> ACTIVITY LIST:
1/ According to the thymoquinone abstract, what tissue was used to study pyrogallol-induced endothelial dysfunction?
2/ In the thymoquinone abstract, transcribe the stretch from "Research paper by" through "medicine (Maywood, N.J.)".

> PAGE EXCERPT:

------------------------------

Attenuation of oxidative stress-induced vascular endothelial dysfunction by thymoquinone.

Research paper by Dina S DS El-Agamy, Manar A MA Nader

Indexed on: 30 Aug '12Published on: 30 Aug '12Published in: Experimental biology and medicine (Maywood, N.J.)


This study aimed to assess the effects of thymoquinone (TQ) on pyrogallol-induced endothelial dysfunction in isolated rabbit aorta. The protective effects of TQ were examined by incubating aortic rings in TQ concomitant with pyrogallol. The results revealed that pyrogallol produced significant enhancement of phenylephrine-induced contraction and impairment of acetylcholine-induced relaxation. Pyrogallol caused a significant increase in lipid peroxidation and reduction in the level of superoxide dismutase and reduced glutathione in the aortic homogenates. In addition, pyrogallol produced a significant decrease in nitrite/nitrate concentrations (NOx), constitutive nitric oxide synthase (cNOS) activity and an increase in inducible nitric oxide synthase (iNOS) activity in the aortic homogenates. These changes were counteracted by TQ co-incubation as TQ attenuated pyrogallol-induced impairment in vascular reactivity in a dose-dependent manner. Furthermore, TQ showed potent antioxidant activity as well as causing a significant increase in NOx and cNOS activity, and depression in iNOS activity. These results suggest that TQ can protect against pyrogallol-induced endothelial dysfunction which probably results from its potent antioxidant capacity that leads to an increase in NO production as well as its ability to enhance the generation and bioavailability of NO.

------------------------------

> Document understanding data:
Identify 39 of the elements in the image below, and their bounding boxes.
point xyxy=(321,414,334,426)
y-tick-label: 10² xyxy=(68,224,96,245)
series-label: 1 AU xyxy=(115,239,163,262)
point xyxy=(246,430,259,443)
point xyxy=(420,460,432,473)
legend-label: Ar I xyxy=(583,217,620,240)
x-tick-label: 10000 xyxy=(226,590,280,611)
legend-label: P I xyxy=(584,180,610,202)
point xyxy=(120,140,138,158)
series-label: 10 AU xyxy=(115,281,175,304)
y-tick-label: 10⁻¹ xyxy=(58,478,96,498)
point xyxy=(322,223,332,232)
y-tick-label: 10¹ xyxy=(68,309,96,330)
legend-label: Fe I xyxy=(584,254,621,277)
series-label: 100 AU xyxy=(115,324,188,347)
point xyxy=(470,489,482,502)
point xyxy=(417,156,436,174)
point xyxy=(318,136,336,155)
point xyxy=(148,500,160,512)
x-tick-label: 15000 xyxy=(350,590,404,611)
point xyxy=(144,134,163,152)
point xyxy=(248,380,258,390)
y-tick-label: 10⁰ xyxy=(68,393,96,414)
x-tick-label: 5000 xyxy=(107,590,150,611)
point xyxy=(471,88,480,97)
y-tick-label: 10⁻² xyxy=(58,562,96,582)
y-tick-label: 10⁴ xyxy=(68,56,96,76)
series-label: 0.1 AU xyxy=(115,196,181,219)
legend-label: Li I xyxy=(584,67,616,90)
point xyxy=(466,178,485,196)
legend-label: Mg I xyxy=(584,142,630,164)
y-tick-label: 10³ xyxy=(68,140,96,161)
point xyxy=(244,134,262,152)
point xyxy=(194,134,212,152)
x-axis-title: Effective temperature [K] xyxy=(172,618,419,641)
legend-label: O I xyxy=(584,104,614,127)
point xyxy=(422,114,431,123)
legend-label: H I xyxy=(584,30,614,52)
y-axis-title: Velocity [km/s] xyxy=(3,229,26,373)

------------------------------

> ANSWERS FOR THIS EXERCISE:
1/ Isolated rabbit aorta.

2/
Research paper by Dina S DS El-Agamy, Manar A MA Nader

Indexed on: 30 Aug '12Published on: 30 Aug '12Published in: Experimental biology and medicine (Maywood, N.J.)